● **Information provided**
** Start **

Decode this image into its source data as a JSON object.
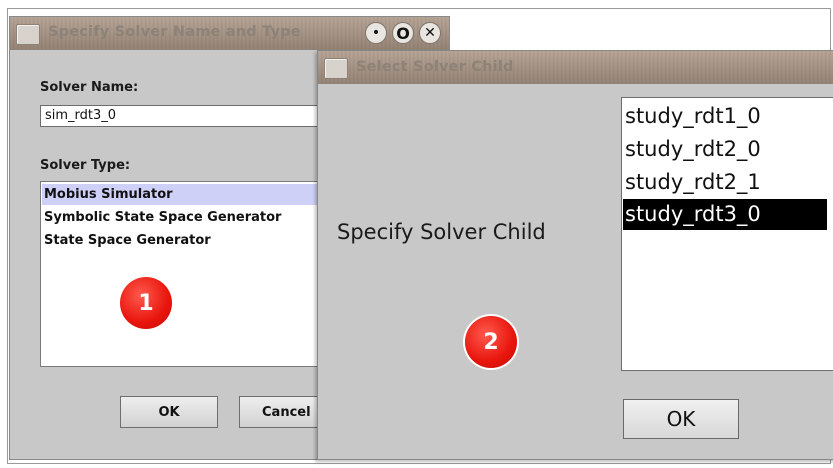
{
  "dialog1": {
    "title": "Specify Solver Name and Type",
    "titlebar_buttons": {
      "minimize": "•",
      "maximize": "O",
      "close": "✕"
    },
    "solver_name_label": "Solver Name:",
    "solver_name_value": "sim_rdt3_0",
    "solver_type_label": "Solver Type:",
    "solver_types": [
      {
        "label": "Mobius Simulator",
        "selected": true
      },
      {
        "label": "Symbolic State Space Generator",
        "selected": false
      },
      {
        "label": "State Space Generator",
        "selected": false
      }
    ],
    "ok_label": "OK",
    "cancel_label": "Cancel"
  },
  "dialog2": {
    "title": "Select Solver Child",
    "prompt": "Specify Solver Child",
    "children": [
      {
        "label": "study_rdt1_0",
        "selected": false
      },
      {
        "label": "study_rdt2_0",
        "selected": false
      },
      {
        "label": "study_rdt2_1",
        "selected": false
      },
      {
        "label": "study_rdt3_0",
        "selected": true
      }
    ],
    "ok_label": "OK"
  },
  "badges": {
    "step1": "1",
    "step2": "2"
  },
  "colors": {
    "badge": "#e8150c",
    "selection_light": "#cfd0f7",
    "selection_dark": "#000000"
  }
}
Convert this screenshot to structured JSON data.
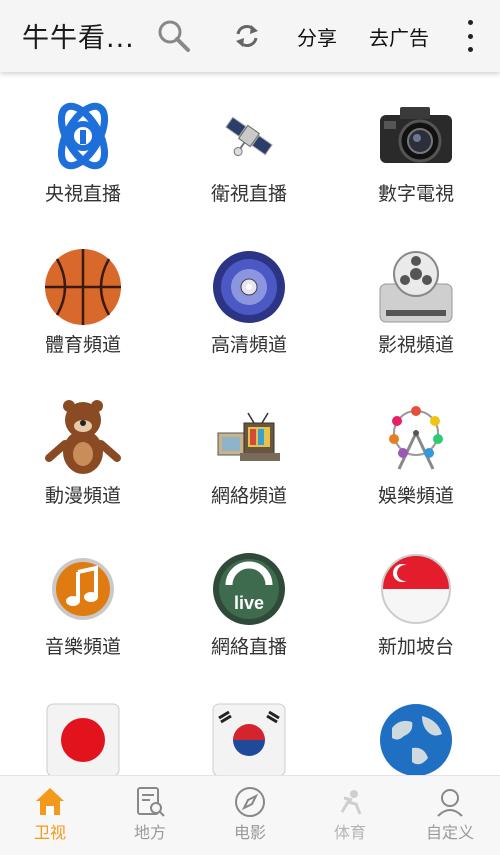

** End **

● **What you should do**
Scan the entries above for the word "State" and collect each line holding it.

● **Result of this task**
        "label": "Symbolic State Space Generator",
        "label": "State Space Generator",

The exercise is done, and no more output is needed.